>> Begin Records supplied
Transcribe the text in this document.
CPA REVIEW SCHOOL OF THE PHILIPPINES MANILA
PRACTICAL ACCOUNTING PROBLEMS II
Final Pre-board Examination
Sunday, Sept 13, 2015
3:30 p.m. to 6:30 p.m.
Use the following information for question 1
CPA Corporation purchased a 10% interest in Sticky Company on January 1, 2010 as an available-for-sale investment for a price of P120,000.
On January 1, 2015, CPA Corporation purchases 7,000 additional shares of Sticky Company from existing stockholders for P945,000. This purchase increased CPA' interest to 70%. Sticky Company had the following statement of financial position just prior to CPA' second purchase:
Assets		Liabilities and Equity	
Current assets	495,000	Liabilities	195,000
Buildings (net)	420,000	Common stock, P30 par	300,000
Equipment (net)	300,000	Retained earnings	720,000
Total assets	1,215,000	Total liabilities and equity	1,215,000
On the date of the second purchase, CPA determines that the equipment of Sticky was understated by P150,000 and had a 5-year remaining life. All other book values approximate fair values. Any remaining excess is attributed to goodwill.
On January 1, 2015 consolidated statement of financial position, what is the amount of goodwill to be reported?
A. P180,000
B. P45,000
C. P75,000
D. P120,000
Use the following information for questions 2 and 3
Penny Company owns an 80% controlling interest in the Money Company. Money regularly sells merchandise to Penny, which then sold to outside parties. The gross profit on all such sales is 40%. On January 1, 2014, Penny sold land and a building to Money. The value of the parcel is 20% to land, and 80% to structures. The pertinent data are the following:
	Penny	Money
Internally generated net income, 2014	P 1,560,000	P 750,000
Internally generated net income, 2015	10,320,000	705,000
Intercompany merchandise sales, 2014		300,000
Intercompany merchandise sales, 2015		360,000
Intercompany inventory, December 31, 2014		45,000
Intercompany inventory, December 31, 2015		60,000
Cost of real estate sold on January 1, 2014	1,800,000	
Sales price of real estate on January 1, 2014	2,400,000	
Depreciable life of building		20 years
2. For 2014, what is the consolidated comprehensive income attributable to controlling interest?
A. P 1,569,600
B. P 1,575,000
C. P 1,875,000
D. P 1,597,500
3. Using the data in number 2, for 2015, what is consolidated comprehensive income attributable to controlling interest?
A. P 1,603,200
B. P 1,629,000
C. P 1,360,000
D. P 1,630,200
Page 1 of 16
>> End Records supplied
#### [What this task involves]
Scan the records above for the string "generated", then report every line that contains it.

#### [Written reply]
Internally generated net income, 2014	P 1,560,000	P 750,000
Internally generated net income, 2015	10,320,000	705,000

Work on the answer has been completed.